= EXTRAIT DE PAGE =
ALLEMAGNE 1-1 ESPAGNE : L'ANTISÈCHE TACTIQUE

Dernière mise à jour : 24 mars 2019

Ne vous fiez pas au score : le match opposant l’Allemagne et l’Espagne est de loin la meilleure rencontre de cette trêve internationale. Avec une prestation collective spectaculaire des deux côtés, la confrontation a été à la hauteur avec des équipes qui ont montré un style de jeu très convaincant en vue du Mondial prochain. Analyse.

Les compositions :


Le contexte (un match amical sans enjeux) n’a pas découragé les équipes au coup d’envoi : d’emblée, on retrouve les meilleurs joueurs nationaux de chaque sélection sur le terrain.

Pour l’Allemagne la présence des meilleurs joueurs est garantie par la titularisation de Kroos, Draxler et compagnie. Aucun élément notable à signaler mis à part Timo Werner qui semble incarner l’avenir de la Mannschaft en pointe après le légendaire Miroslav Klose.

L’Espagne sort elle aussi l’artillerie lourde. Entre le métronome de l’équipe Iniesta, le très bon Isco et la charnière centrale excellente, la Roja est en tout cas prêt à affronter son rival allemand sur le papier. Tout comme Werner, Rodrigo est la surprise de la sélection dans ce match avec une présence inattendue vue le retour de Diego Costa.

= Entrées d'éléments annotés =

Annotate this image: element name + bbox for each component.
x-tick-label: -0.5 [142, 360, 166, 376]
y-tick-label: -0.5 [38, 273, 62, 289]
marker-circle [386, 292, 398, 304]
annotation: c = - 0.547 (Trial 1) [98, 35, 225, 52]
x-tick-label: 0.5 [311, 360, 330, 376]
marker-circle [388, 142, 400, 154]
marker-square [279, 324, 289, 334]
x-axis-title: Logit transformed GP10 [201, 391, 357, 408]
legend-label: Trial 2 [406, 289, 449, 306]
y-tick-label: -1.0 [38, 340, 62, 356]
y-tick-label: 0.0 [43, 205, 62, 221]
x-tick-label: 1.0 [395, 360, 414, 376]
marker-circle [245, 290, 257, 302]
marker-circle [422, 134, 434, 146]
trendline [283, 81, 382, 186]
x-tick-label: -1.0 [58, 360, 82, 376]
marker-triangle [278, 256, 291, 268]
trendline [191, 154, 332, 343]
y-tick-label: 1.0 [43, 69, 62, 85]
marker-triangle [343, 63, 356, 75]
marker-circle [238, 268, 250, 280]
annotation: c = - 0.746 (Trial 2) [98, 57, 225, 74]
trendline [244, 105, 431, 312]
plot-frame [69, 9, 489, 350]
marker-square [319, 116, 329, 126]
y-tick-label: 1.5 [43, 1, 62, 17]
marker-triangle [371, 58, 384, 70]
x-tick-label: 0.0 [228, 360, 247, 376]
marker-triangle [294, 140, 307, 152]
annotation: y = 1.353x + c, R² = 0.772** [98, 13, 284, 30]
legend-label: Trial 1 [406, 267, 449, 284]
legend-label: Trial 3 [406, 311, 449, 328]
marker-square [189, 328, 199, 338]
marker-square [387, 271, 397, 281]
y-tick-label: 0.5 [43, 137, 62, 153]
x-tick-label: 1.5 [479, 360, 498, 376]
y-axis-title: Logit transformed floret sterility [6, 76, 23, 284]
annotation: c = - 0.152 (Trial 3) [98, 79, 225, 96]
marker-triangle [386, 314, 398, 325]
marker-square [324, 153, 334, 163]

= CONSIGNES =
1) D'après l'analyse du match Allemagne-Espagne, quel joueur semble incarner l'avenir de la Mannschaft en pointe ?
2) Rédigez la suite de l'analyse du match Allemagne-Espagne à partir de sa dernière phrase.
Les items forment un matériau distinct, sans lien avec l'extrait de page.

= CORRIGÉ =
1) Timo Werner.

2)
Une entame de match révélatrice :


Le début de match annonce la couleur : la rencontre est ouverte entre deux équipes qui cherchent à créer du beau jeu. En somme, deux équipes qui font circuler le ballon de manière fluide et qui font recours à des basiques du jeu de position :

- faire dézoner l’adversaire

- rechercher le 3ème homme par des passes pour créer et exploiter des espaces

- renverser le côté ou bien revenir vers l’arrière lorsqu’il n’y a pas de solution


Petit exemple avec l’Allemagne en tout début de match qui en faisant sortir le latéral de sa zone par le biais d’un joueur entre les lignes adverses a donné de l’espace à son 3ème homme puis celui-ci a pas pu jouer vers l’avant et est donc revenu depuis la base de la construction :

Les Allemands cherchent à s’appuyer sur les faiblesses défensives espagnoles et notamment sur la mauvaise gestion de la profondeur par la Roja et leur structure défensive facilement déstabilisée par moments. Malgré une excellente utilisation du ballon que j’évoquerais plus tard, le bloc défensif hispanique tend à s’étirer rapidement et donne donc des opportunités jouables pour l’adversaire d’exploiter des espaces (voir images ci-dessous).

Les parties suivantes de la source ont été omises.